▶ **WORK REQUIRED**:
Extract all lines containing "Default".
:::::
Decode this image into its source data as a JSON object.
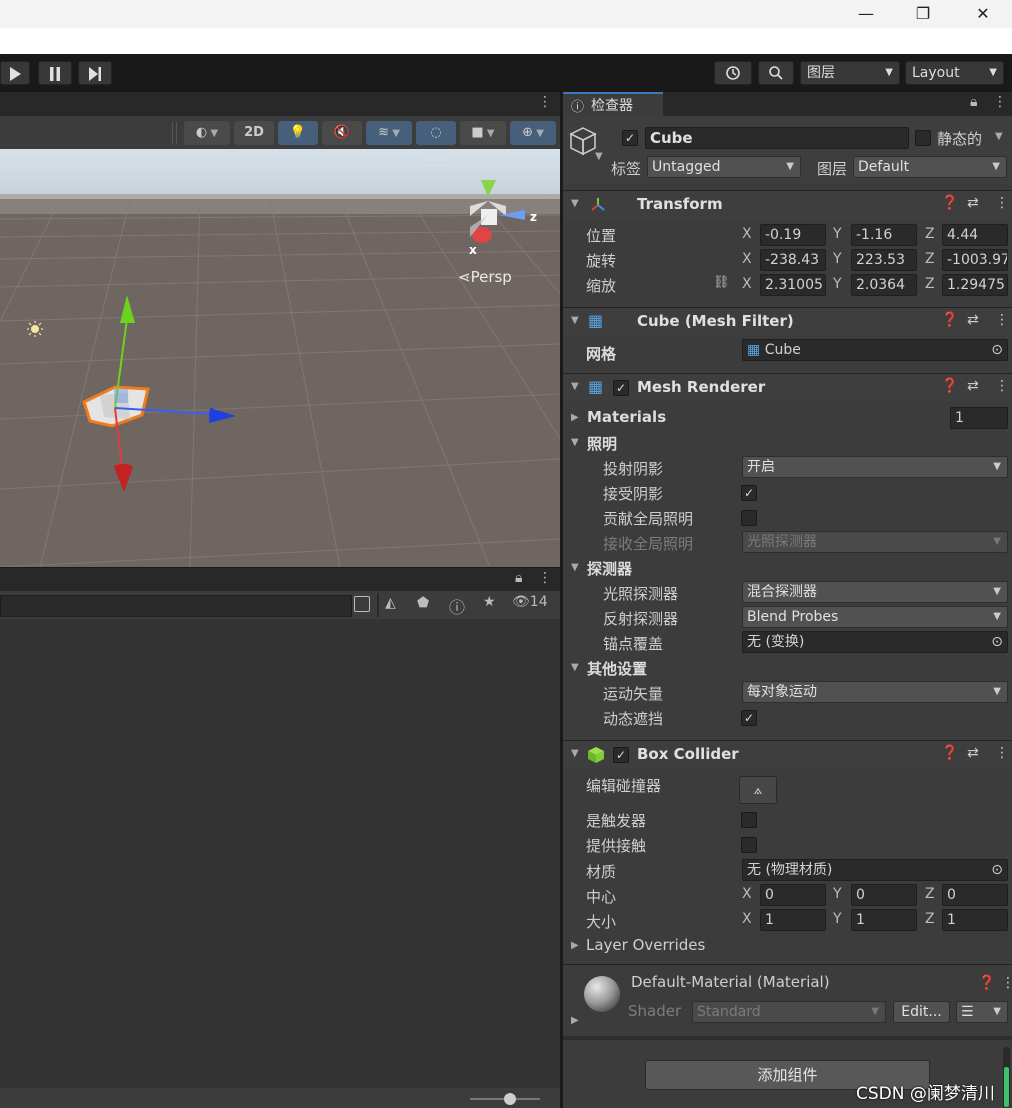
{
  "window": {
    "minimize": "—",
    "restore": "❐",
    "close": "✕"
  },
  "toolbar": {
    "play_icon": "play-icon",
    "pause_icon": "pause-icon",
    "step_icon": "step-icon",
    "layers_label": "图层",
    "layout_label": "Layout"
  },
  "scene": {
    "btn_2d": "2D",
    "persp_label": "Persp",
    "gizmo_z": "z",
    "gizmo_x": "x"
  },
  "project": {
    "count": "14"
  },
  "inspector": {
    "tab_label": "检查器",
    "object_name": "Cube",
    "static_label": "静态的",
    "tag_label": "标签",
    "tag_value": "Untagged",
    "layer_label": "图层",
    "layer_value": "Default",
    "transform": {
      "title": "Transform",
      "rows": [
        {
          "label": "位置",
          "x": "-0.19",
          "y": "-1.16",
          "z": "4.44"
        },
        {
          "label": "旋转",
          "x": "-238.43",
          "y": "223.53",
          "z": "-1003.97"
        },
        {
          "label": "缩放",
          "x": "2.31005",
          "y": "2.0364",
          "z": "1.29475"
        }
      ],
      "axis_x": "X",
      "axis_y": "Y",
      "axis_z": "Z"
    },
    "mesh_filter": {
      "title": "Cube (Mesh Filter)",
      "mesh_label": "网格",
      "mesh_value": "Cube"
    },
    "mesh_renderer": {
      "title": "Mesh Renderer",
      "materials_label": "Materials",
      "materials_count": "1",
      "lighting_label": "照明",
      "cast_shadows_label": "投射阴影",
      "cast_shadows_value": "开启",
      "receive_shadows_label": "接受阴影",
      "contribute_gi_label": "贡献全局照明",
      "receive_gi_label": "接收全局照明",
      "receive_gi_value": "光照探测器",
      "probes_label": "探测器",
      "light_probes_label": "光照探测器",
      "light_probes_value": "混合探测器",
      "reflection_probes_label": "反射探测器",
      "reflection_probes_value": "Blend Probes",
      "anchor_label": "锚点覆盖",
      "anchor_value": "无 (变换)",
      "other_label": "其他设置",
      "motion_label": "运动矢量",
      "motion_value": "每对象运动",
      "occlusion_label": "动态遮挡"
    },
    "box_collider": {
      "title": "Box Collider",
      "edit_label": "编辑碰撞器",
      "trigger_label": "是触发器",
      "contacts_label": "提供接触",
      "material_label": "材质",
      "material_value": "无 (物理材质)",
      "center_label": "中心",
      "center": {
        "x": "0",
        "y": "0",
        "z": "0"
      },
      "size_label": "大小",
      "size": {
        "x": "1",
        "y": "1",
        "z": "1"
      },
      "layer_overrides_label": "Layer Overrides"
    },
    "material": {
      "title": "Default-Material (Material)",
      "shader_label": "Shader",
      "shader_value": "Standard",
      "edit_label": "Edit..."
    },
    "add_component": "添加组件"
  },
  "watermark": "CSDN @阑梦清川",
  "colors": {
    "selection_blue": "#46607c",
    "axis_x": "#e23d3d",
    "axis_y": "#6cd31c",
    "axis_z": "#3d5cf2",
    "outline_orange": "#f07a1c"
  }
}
:::::
▶ **IN RESPONSE**:
    "layer_value": "Default",
      "title": "Default-Material (Material)",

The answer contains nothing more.